[Figure record extracts]
-------------------------

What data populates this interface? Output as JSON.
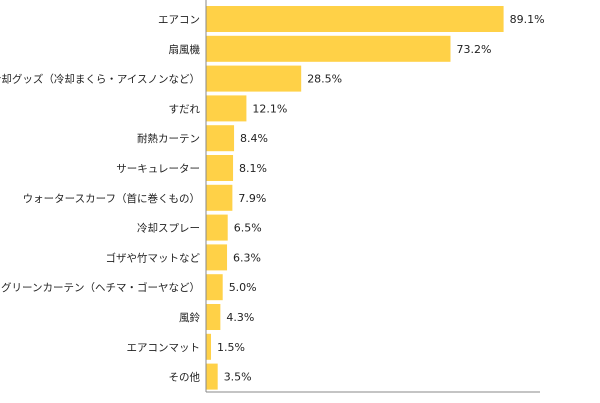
{
  "chart_data": {
    "type": "bar",
    "orientation": "horizontal",
    "categories": [
      "エアコン",
      "扇風機",
      "冷却グッズ（冷却まくら・アイスノンなど）",
      "すだれ",
      "耐熱カーテン",
      "サーキュレーター",
      "ウォータースカーフ（首に巻くもの）",
      "冷却スプレー",
      "ゴザや竹マットなど",
      "グリーンカーテン（ヘチマ・ゴーヤなど）",
      "風鈴",
      "エアコンマット",
      "その他"
    ],
    "values": [
      89.1,
      73.2,
      28.5,
      12.1,
      8.4,
      8.1,
      7.9,
      6.5,
      6.3,
      5.0,
      4.3,
      1.5,
      3.5
    ],
    "value_labels": [
      "89.1%",
      "73.2%",
      "28.5%",
      "12.1%",
      "8.4%",
      "8.1%",
      "7.9%",
      "6.5%",
      "6.3%",
      "5.0%",
      "4.3%",
      "1.5%",
      "3.5%"
    ],
    "xlim": [
      0,
      100
    ],
    "grid": false,
    "colors": {
      "bar": "#FFD147",
      "axis": "#888888",
      "text": "#222222"
    }
  }
}
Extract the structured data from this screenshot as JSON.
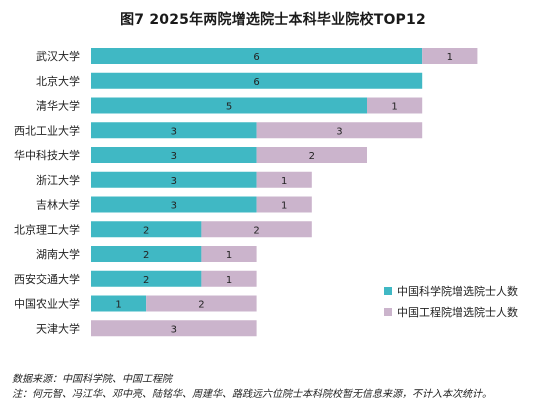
{
  "chart_data": {
    "type": "bar",
    "orientation": "horizontal",
    "stacked": true,
    "title": "图7 2025年两院增选院士本科毕业院校TOP12",
    "categories": [
      "武汉大学",
      "北京大学",
      "清华大学",
      "西北工业大学",
      "华中科技大学",
      "浙江大学",
      "吉林大学",
      "北京理工大学",
      "湖南大学",
      "西安交通大学",
      "中国农业大学",
      "天津大学"
    ],
    "series": [
      {
        "name": "中国科学院增选院士人数",
        "color": "#40b8c4",
        "values": [
          6,
          6,
          5,
          3,
          3,
          3,
          3,
          2,
          2,
          2,
          1,
          0
        ]
      },
      {
        "name": "中国工程院增选院士人数",
        "color": "#cbb4cc",
        "values": [
          1,
          0,
          1,
          3,
          2,
          1,
          1,
          2,
          1,
          1,
          2,
          3
        ]
      }
    ],
    "xlim": [
      0,
      7.5
    ],
    "grid": false,
    "legend_position": "bottom-right"
  },
  "footnote": {
    "source": "数据来源：中国科学院、中国工程院",
    "note": "注：何元智、冯江华、邓中亮、陆铭华、周建华、路践远六位院士本科院校暂无信息来源，不计入本次统计。"
  }
}
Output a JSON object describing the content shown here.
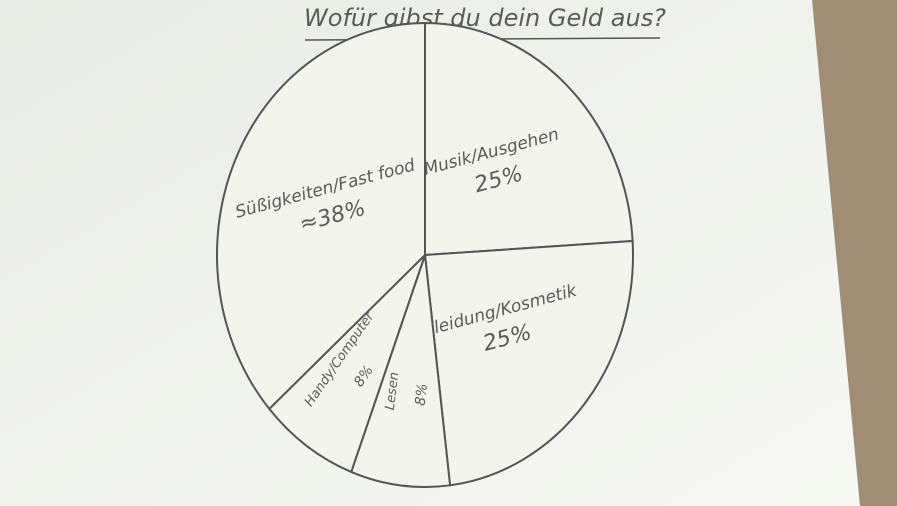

-------------------------

Reproduce all the entries that precede this task, word for word, minus any pictures.

| FULL OUTPUT |
What data populates this interface? Output as JSON.
{
  "chart_data": {
    "type": "bar",
    "orientation": "horizontal",
    "categories": [
      "エアコン",
      "扇風機",
      "冷却グッズ（冷却まくら・アイスノンなど）",
      "すだれ",
      "耐熱カーテン",
      "サーキュレーター",
      "ウォータースカーフ（首に巻くもの）",
      "冷却スプレー",
      "ゴザや竹マットなど",
      "グリーンカーテン（ヘチマ・ゴーヤなど）",
      "風鈴",
      "エアコンマット",
      "その他"
    ],
    "values": [
      89.1,
      73.2,
      28.5,
      12.1,
      8.4,
      8.1,
      7.9,
      6.5,
      6.3,
      5.0,
      4.3,
      1.5,
      3.5
    ],
    "value_labels": [
      "89.1%",
      "73.2%",
      "28.5%",
      "12.1%",
      "8.4%",
      "8.1%",
      "7.9%",
      "6.5%",
      "6.3%",
      "5.0%",
      "4.3%",
      "1.5%",
      "3.5%"
    ],
    "xlim": [
      0,
      100
    ],
    "grid": false,
    "colors": {
      "bar": "#FFD147",
      "axis": "#888888",
      "text": "#222222"
    }
  }
}
Extract the structured data from this screenshot as JSON.
{
  "chart_data": {
    "type": "bar",
    "orientation": "horizontal",
    "stacked": true,
    "title": "图7 2025年两院增选院士本科毕业院校TOP12",
    "categories": [
      "武汉大学",
      "北京大学",
      "清华大学",
      "西北工业大学",
      "华中科技大学",
      "浙江大学",
      "吉林大学",
      "北京理工大学",
      "湖南大学",
      "西安交通大学",
      "中国农业大学",
      "天津大学"
    ],
    "series": [
      {
        "name": "中国科学院增选院士人数",
        "color": "#40b8c4",
        "values": [
          6,
          6,
          5,
          3,
          3,
          3,
          3,
          2,
          2,
          2,
          1,
          0
        ]
      },
      {
        "name": "中国工程院增选院士人数",
        "color": "#cbb4cc",
        "values": [
          1,
          0,
          1,
          3,
          2,
          1,
          1,
          2,
          1,
          1,
          2,
          3
        ]
      }
    ],
    "xlim": [
      0,
      7.5
    ],
    "grid": false,
    "legend_position": "bottom-right"
  },
  "footnote": {
    "source": "数据来源：中国科学院、中国工程院",
    "note": "注：何元智、冯江华、邓中亮、陆铭华、周建华、路践远六位院士本科院校暂无信息来源，不计入本次统计。"
  }
}
Output a JSON object describing the content shown here.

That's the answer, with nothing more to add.